Reproduce the text on the Cine Mujer film collective word for word, in full.

_Text under study_.

_____

Cervera Video Essay Fig 1
Figure 1: Lorena Cervera interviews Eulalia Carrizosa. A Film by Cine Mujer (Lorena Cervera, 2020).
Screenshot and link to film.

 

Over the past couple of decades, there has been a growing interest in revisiting women’s cinema and reclaiming its contribution to film history. Perhaps, one of the most exemplary projects that have emerged from this collective endeavour is the fourteen-hour long documentary Women Make Film: A Road Movie Through Cinema (2018) by Mark Cousins, which addresses film history using films made exclusively by women across the world. Following a practice-based approach to research, this short documentary attempts to contribute to the rehistoricisation of cinema by focusing on the case of Cine Mujer, a Colombian feminist film collective, active from 1978 to the late 1990s. Over twenty years, Cine Mujer produced short films, documentaries, series and videos, and acted as a distribution company of Latin American women’s cinema. Throughout its production, issues such as reproductive rights, the disregard for domestic work, the role of the housewife, the personal and communitarian achievements of subaltern women, sexual abuse, women’s health, and the feminisation of poverty, amongst many others, were explored. Although the material aspects of filmmaking have drastically changed, making its films look if not old, outdated for contemporary audiences, the contents remain crucially relevant.

_____

Dataset entries

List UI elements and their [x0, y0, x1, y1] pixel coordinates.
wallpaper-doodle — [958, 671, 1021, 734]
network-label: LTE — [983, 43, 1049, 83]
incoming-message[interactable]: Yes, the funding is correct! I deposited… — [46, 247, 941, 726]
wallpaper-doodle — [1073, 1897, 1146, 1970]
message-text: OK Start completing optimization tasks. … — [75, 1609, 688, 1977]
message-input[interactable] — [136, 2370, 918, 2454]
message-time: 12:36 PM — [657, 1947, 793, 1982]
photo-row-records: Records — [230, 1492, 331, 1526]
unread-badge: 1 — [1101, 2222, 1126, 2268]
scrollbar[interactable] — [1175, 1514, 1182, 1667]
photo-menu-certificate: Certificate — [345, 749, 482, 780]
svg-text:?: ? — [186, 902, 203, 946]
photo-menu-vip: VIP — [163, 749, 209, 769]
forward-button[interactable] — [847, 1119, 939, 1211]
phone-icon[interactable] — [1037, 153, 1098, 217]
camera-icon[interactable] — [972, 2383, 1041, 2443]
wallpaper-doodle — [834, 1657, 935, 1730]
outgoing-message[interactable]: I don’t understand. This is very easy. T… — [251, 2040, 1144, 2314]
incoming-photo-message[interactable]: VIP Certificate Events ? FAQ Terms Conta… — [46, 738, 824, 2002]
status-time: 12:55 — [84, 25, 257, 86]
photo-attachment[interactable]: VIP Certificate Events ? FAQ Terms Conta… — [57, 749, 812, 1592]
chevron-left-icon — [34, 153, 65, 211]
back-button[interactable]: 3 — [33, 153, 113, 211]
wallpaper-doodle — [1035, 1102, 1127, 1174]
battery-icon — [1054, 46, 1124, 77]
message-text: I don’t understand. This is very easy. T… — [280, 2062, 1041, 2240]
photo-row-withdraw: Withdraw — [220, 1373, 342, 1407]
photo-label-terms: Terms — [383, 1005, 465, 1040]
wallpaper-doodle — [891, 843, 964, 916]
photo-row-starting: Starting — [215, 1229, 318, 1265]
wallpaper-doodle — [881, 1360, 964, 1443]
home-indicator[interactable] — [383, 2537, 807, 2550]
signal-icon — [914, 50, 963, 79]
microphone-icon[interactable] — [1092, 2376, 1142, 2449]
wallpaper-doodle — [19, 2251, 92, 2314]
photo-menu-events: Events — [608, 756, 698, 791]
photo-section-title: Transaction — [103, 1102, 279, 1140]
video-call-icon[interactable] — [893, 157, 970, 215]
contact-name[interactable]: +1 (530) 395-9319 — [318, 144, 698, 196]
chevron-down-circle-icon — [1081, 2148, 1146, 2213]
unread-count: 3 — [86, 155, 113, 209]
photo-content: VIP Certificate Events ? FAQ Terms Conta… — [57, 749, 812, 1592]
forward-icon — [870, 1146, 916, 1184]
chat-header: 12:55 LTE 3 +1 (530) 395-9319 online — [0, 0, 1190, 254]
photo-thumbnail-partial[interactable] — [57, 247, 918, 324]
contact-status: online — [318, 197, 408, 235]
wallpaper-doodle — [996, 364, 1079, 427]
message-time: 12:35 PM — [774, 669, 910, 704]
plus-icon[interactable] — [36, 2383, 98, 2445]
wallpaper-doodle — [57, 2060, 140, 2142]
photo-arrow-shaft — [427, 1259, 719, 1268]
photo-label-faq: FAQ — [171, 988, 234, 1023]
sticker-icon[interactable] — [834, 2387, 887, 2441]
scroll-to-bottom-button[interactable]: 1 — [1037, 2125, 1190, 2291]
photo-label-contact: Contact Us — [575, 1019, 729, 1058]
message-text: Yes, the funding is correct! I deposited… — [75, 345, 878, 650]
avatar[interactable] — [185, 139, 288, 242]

_____

_Problem solution_.
Cervera Video Essay Fig 1
Figure 1: Lorena Cervera interviews Eulalia Carrizosa. A Film by Cine Mujer (Lorena Cervera, 2020).
Screenshot and link to film.

 

Over the past couple of decades, there has been a growing interest in revisiting women’s cinema and reclaiming its contribution to film history. Perhaps, one of the most exemplary projects that have emerged from this collective endeavour is the fourteen-hour long documentary Women Make Film: A Road Movie Through Cinema (2018) by Mark Cousins, which addresses film history using films made exclusively by women across the world. Following a practice-based approach to research, this short documentary attempts to contribute to the rehistoricisation of cinema by focusing on the case of Cine Mujer, a Colombian feminist film collective, active from 1978 to the late 1990s. Over twenty years, Cine Mujer produced short films, documentaries, series and videos, and acted as a distribution company of Latin American women’s cinema. Throughout its production, issues such as reproductive rights, the disregard for domestic work, the role of the housewife, the personal and communitarian achievements of subaltern women, sexual abuse, women’s health, and the feminisation of poverty, amongst many others, were explored. Although the material aspects of filmmaking have drastically changed, making its films look if not old, outdated for contemporary audiences, the contents remain crucially relevant.